**AVAILABLE RECORDS**
# # # # # # #

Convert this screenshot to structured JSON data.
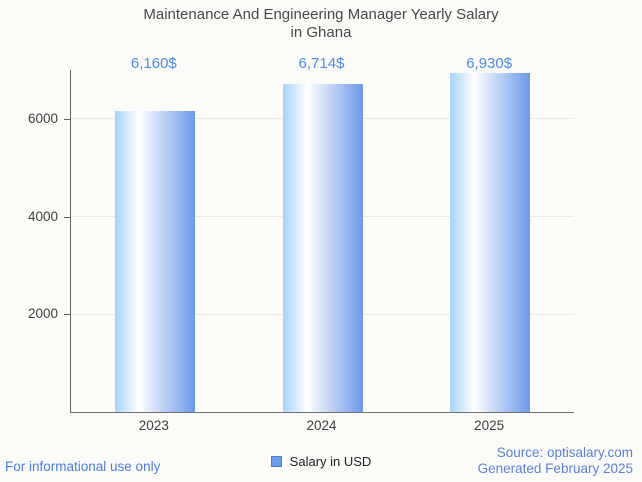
{
  "title": {
    "line1": "Maintenance And Engineering Manager Yearly Salary",
    "line2": "in Ghana"
  },
  "chart_data": {
    "type": "bar",
    "title": "Maintenance And Engineering Manager Yearly Salary in Ghana",
    "categories": [
      "2023",
      "2024",
      "2025"
    ],
    "values": [
      6160,
      6714,
      6930
    ],
    "value_labels": [
      "6,160$",
      "6,714$",
      "6,930$"
    ],
    "xlabel": "",
    "ylabel": "",
    "ylim": [
      0,
      7000
    ],
    "yticks": [
      2000,
      4000,
      6000
    ],
    "grid": true,
    "legend": {
      "label": "Salary in USD",
      "position": "bottom"
    },
    "bar_gradient": [
      "#a6d3fb",
      "#ffffff",
      "#6c99e9"
    ]
  },
  "footer": {
    "left": "For informational use only",
    "source_line1": "Source: optisalary.com",
    "source_line2": "Generated February 2025"
  },
  "colors": {
    "background": "#fbfbf8",
    "title_text": "#47484c",
    "axis_text": "#3e3f42",
    "y_axis_line": "#5f6163",
    "x_axis_line": "#6f7072",
    "gridline": "#e9e9e6",
    "value_label": "#4e89e5",
    "bar_gradient_left": "#a6d3fb",
    "bar_gradient_mid": "#ffffff",
    "bar_gradient_right": "#6c99e9",
    "legend_swatch_fill": "#6d9eeb",
    "legend_swatch_border": "#4a7dd0",
    "legend_text": "#202124",
    "disclaimer_text": "#4a7ce2",
    "source_text": "#5d80d8"
  }
}
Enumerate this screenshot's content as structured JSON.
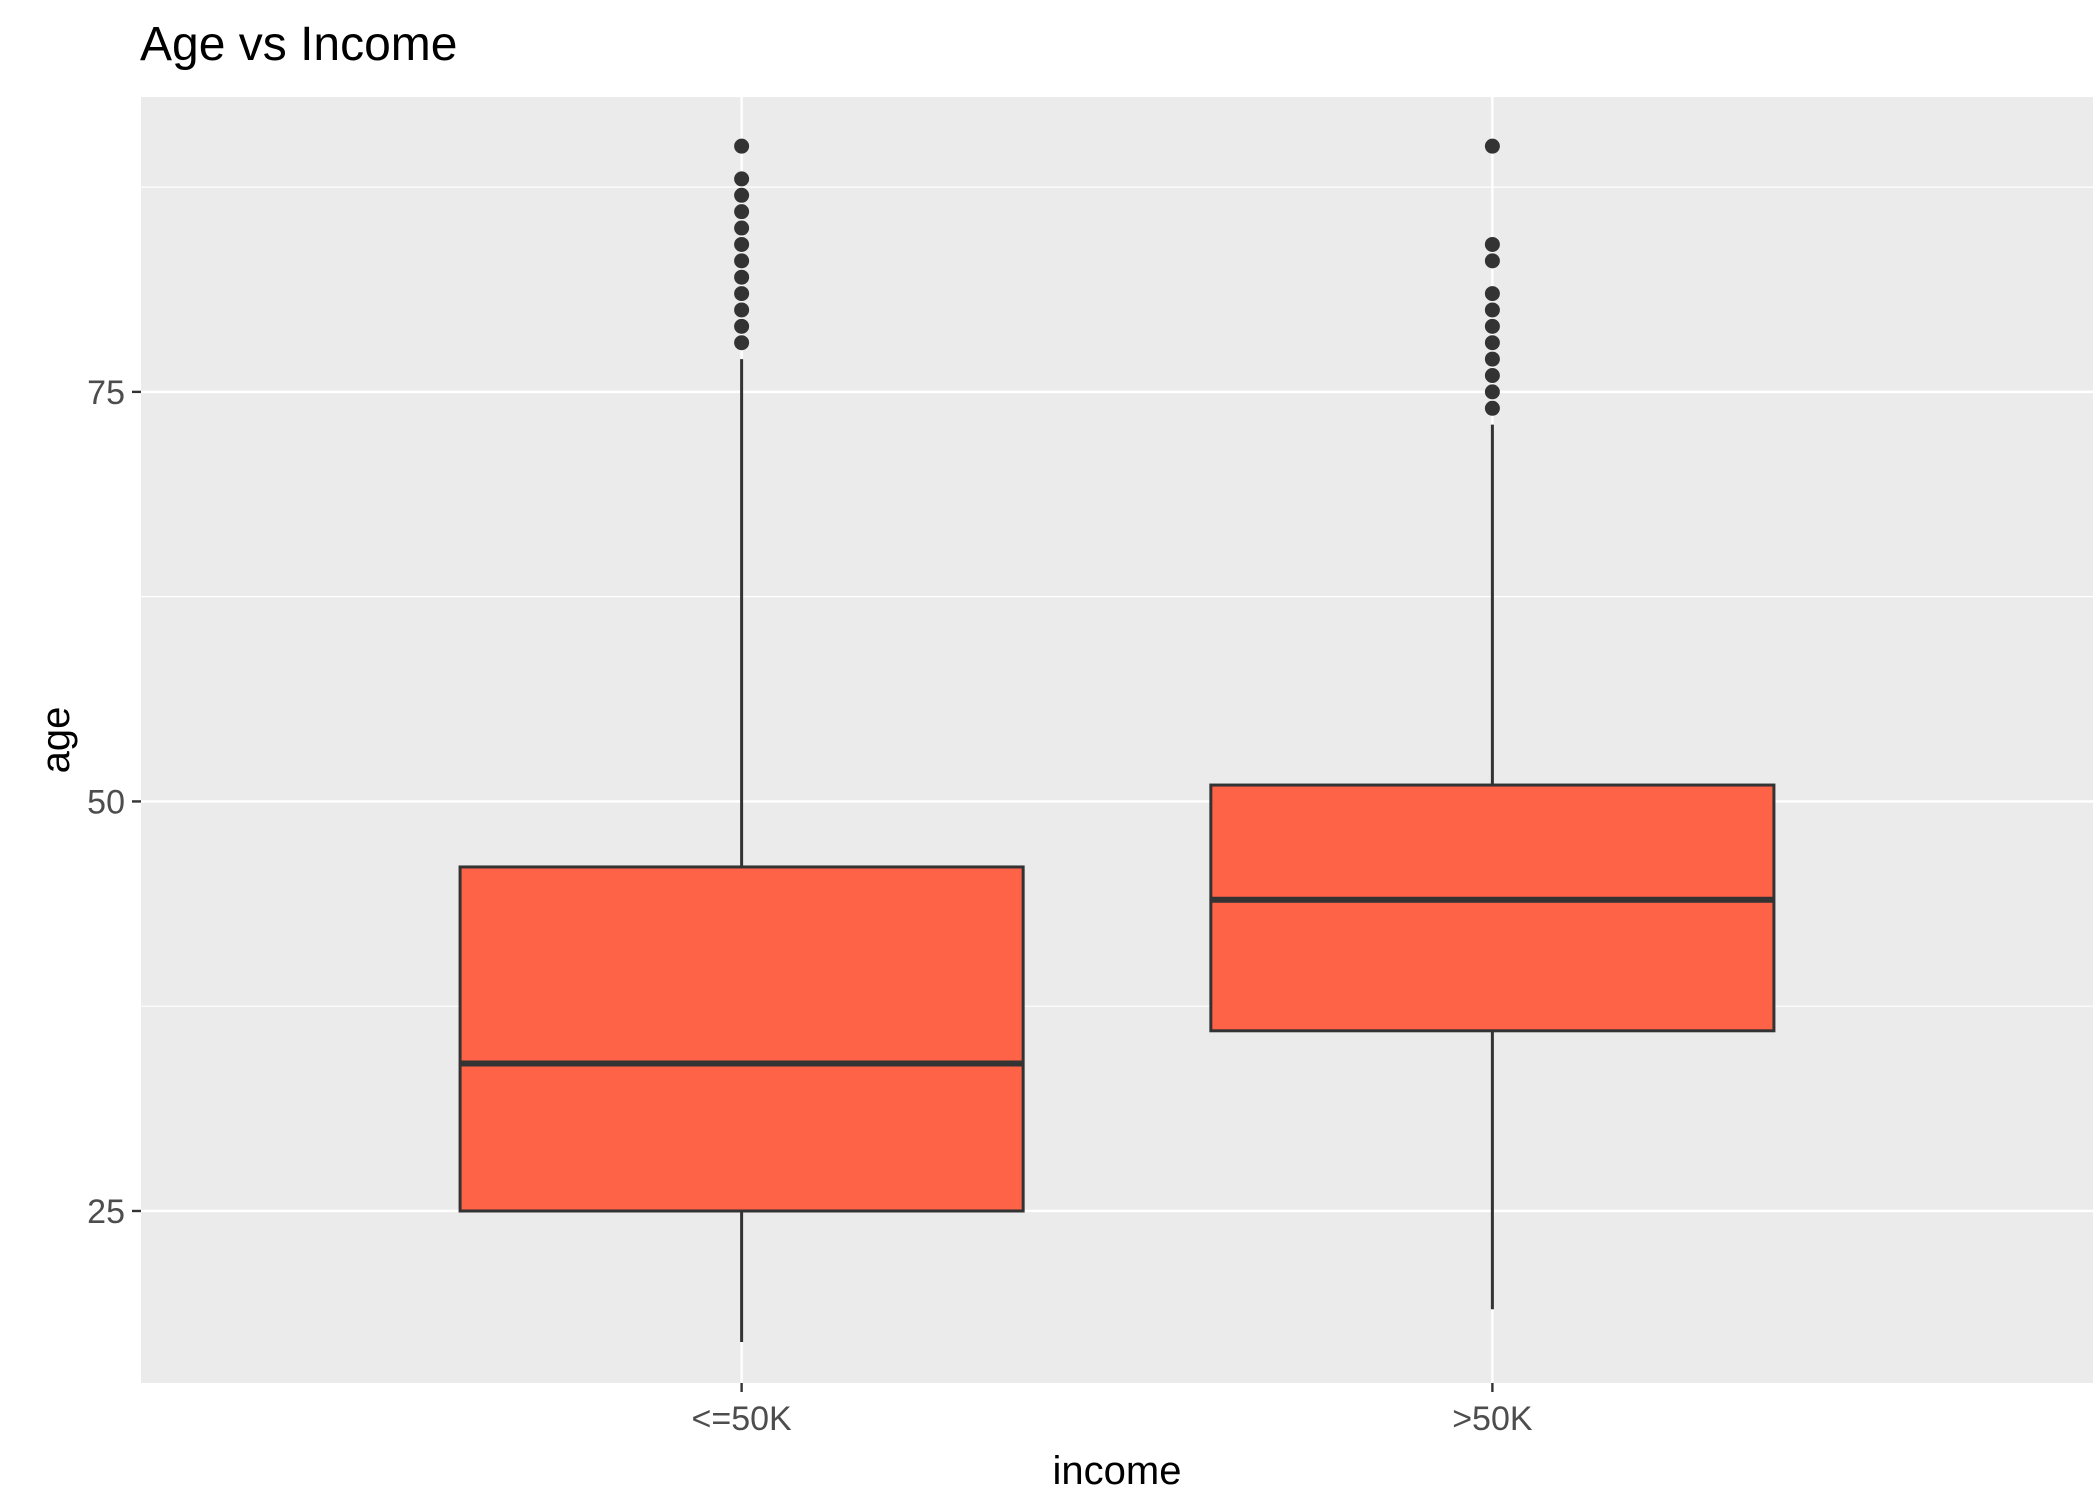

# # # # # # #

**WORK TO DO**
From the entries above, output every line exactly and omit any image.

**REPLY TO THE TASK**
Convert this screenshot to structured JSON data.
{
  "title": {
    "line1": "Maintenance And Engineering Manager Yearly Salary",
    "line2": "in Ghana"
  },
  "chart_data": {
    "type": "bar",
    "title": "Maintenance And Engineering Manager Yearly Salary in Ghana",
    "categories": [
      "2023",
      "2024",
      "2025"
    ],
    "values": [
      6160,
      6714,
      6930
    ],
    "value_labels": [
      "6,160$",
      "6,714$",
      "6,930$"
    ],
    "xlabel": "",
    "ylabel": "",
    "ylim": [
      0,
      7000
    ],
    "yticks": [
      2000,
      4000,
      6000
    ],
    "grid": true,
    "legend": {
      "label": "Salary in USD",
      "position": "bottom"
    },
    "bar_gradient": [
      "#a6d3fb",
      "#ffffff",
      "#6c99e9"
    ]
  },
  "footer": {
    "left": "For informational use only",
    "source_line1": "Source: optisalary.com",
    "source_line2": "Generated February 2025"
  },
  "colors": {
    "background": "#fbfbf8",
    "title_text": "#47484c",
    "axis_text": "#3e3f42",
    "y_axis_line": "#5f6163",
    "x_axis_line": "#6f7072",
    "gridline": "#e9e9e6",
    "value_label": "#4e89e5",
    "bar_gradient_left": "#a6d3fb",
    "bar_gradient_mid": "#ffffff",
    "bar_gradient_right": "#6c99e9",
    "legend_swatch_fill": "#6d9eeb",
    "legend_swatch_border": "#4a7dd0",
    "legend_text": "#202124",
    "disclaimer_text": "#4a7ce2",
    "source_text": "#5d80d8"
  }
}
Enumerate this screenshot's content as structured JSON.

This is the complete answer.